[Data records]

****************************************

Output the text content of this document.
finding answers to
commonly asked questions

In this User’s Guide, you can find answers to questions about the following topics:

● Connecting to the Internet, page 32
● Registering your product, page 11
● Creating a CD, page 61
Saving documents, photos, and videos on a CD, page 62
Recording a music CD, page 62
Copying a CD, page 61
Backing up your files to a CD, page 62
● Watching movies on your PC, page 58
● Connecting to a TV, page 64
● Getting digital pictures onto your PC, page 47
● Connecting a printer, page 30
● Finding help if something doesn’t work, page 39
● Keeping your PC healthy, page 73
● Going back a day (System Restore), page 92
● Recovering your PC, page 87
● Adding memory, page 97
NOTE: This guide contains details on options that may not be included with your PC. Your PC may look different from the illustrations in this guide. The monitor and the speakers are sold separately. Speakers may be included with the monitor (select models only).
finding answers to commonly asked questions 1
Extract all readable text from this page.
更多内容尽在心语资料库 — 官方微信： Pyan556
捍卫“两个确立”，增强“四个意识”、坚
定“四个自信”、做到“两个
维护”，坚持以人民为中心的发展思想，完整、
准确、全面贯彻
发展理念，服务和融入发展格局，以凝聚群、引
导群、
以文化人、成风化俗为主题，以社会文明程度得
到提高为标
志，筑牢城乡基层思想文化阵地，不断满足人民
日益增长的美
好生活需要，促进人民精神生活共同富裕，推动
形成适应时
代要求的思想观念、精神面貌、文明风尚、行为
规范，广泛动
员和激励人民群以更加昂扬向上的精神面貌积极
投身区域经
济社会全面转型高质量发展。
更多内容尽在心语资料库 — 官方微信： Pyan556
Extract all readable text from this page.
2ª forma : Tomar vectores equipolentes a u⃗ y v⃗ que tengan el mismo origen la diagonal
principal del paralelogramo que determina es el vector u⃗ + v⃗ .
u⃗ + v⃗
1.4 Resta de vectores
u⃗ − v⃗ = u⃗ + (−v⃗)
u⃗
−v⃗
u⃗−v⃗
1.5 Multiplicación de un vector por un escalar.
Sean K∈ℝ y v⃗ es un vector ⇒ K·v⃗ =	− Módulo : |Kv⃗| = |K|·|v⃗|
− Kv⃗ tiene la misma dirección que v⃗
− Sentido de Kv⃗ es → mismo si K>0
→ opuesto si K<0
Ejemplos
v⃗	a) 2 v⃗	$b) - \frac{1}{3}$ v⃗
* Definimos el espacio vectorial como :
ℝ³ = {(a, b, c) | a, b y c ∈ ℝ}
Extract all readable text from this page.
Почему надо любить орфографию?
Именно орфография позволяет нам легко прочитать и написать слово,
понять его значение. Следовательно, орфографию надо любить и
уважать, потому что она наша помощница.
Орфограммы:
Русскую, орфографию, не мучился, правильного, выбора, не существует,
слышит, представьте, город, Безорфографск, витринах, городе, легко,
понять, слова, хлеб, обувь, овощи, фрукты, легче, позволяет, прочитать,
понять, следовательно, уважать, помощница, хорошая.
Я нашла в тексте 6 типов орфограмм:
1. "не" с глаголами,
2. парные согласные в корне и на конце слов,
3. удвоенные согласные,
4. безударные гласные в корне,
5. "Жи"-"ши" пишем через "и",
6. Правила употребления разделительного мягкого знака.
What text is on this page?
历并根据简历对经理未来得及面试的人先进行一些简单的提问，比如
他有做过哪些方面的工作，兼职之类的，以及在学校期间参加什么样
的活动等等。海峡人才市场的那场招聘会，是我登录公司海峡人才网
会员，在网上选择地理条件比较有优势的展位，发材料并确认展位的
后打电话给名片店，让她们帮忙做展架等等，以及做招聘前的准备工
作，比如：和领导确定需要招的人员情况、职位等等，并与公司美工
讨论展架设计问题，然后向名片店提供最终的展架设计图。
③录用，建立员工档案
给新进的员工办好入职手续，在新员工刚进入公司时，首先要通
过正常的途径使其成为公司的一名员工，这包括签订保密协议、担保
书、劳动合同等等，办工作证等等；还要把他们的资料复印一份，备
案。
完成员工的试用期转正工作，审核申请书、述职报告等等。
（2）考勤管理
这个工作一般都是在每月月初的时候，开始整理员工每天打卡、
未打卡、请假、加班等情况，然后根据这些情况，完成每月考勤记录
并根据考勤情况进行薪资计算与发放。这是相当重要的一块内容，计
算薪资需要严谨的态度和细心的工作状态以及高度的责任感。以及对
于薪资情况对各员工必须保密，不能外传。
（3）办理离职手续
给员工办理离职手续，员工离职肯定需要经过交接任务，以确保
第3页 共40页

****************************************

* STATED GOAL *
Retype all of the material, keeping each line exact.

* RESULT *
Output the text content of this document.
finding answers to
commonly asked questions

In this User’s Guide, you can find answers to questions about the following topics:

● Connecting to the Internet, page 32
● Registering your product, page 11
● Creating a CD, page 61
Saving documents, photos, and videos on a CD, page 62
Recording a music CD, page 62
Copying a CD, page 61
Backing up your files to a CD, page 62
● Watching movies on your PC, page 58
● Connecting to a TV, page 64
● Getting digital pictures onto your PC, page 47
● Connecting a printer, page 30
● Finding help if something doesn’t work, page 39
● Keeping your PC healthy, page 73
● Going back a day (System Restore), page 92
● Recovering your PC, page 87
● Adding memory, page 97
NOTE: This guide contains details on options that may not be included with your PC. Your PC may look different from the illustrations in this guide. The monitor and the speakers are sold separately. Speakers may be included with the monitor (select models only).
finding answers to commonly asked questions 1
Extract all readable text from this page.
更多内容尽在心语资料库 — 官方微信： Pyan556
捍卫“两个确立”，增强“四个意识”、坚
定“四个自信”、做到“两个
维护”，坚持以人民为中心的发展思想，完整、
准确、全面贯彻
发展理念，服务和融入发展格局，以凝聚群、引
导群、
以文化人、成风化俗为主题，以社会文明程度得
到提高为标
志，筑牢城乡基层思想文化阵地，不断满足人民
日益增长的美
好生活需要，促进人民精神生活共同富裕，推动
形成适应时
代要求的思想观念、精神面貌、文明风尚、行为
规范，广泛动
员和激励人民群以更加昂扬向上的精神面貌积极
投身区域经
济社会全面转型高质量发展。
更多内容尽在心语资料库 — 官方微信： Pyan556
Extract all readable text from this page.
2ª forma : Tomar vectores equipolentes a u⃗ y v⃗ que tengan el mismo origen la diagonal
principal del paralelogramo que determina es el vector u⃗ + v⃗ .
u⃗ + v⃗
1.4 Resta de vectores
u⃗ − v⃗ = u⃗ + (−v⃗)
u⃗
−v⃗
u⃗−v⃗
1.5 Multiplicación de un vector por un escalar.
Sean K∈ℝ y v⃗ es un vector ⇒ K·v⃗ =	− Módulo : |Kv⃗| = |K|·|v⃗|
− Kv⃗ tiene la misma dirección que v⃗
− Sentido de Kv⃗ es → mismo si K>0
→ opuesto si K<0
Ejemplos
v⃗	a) 2 v⃗	$b) - \frac{1}{3}$ v⃗
* Definimos el espacio vectorial como :
ℝ³ = {(a, b, c) | a, b y c ∈ ℝ}
Extract all readable text from this page.
Почему надо любить орфографию?
Именно орфография позволяет нам легко прочитать и написать слово,
понять его значение. Следовательно, орфографию надо любить и
уважать, потому что она наша помощница.
Орфограммы:
Русскую, орфографию, не мучился, правильного, выбора, не существует,
слышит, представьте, город, Безорфографск, витринах, городе, легко,
понять, слова, хлеб, обувь, овощи, фрукты, легче, позволяет, прочитать,
понять, следовательно, уважать, помощница, хорошая.
Я нашла в тексте 6 типов орфограмм:
1. "не" с глаголами,
2. парные согласные в корне и на конце слов,
3. удвоенные согласные,
4. безударные гласные в корне,
5. "Жи"-"ши" пишем через "и",
6. Правила употребления разделительного мягкого знака.
What text is on this page?
历并根据简历对经理未来得及面试的人先进行一些简单的提问，比如
他有做过哪些方面的工作，兼职之类的，以及在学校期间参加什么样
的活动等等。海峡人才市场的那场招聘会，是我登录公司海峡人才网
会员，在网上选择地理条件比较有优势的展位，发材料并确认展位的
后打电话给名片店，让她们帮忙做展架等等，以及做招聘前的准备工
作，比如：和领导确定需要招的人员情况、职位等等，并与公司美工
讨论展架设计问题，然后向名片店提供最终的展架设计图。
③录用，建立员工档案
给新进的员工办好入职手续，在新员工刚进入公司时，首先要通
过正常的途径使其成为公司的一名员工，这包括签订保密协议、担保
书、劳动合同等等，办工作证等等；还要把他们的资料复印一份，备
案。
完成员工的试用期转正工作，审核申请书、述职报告等等。
（2）考勤管理
这个工作一般都是在每月月初的时候，开始整理员工每天打卡、
未打卡、请假、加班等情况，然后根据这些情况，完成每月考勤记录
并根据考勤情况进行薪资计算与发放。这是相当重要的一块内容，计
算薪资需要严谨的态度和细心的工作状态以及高度的责任感。以及对
于薪资情况对各员工必须保密，不能外传。
（3）办理离职手续
给员工办理离职手续，员工离职肯定需要经过交接任务，以确保
第3页 共40页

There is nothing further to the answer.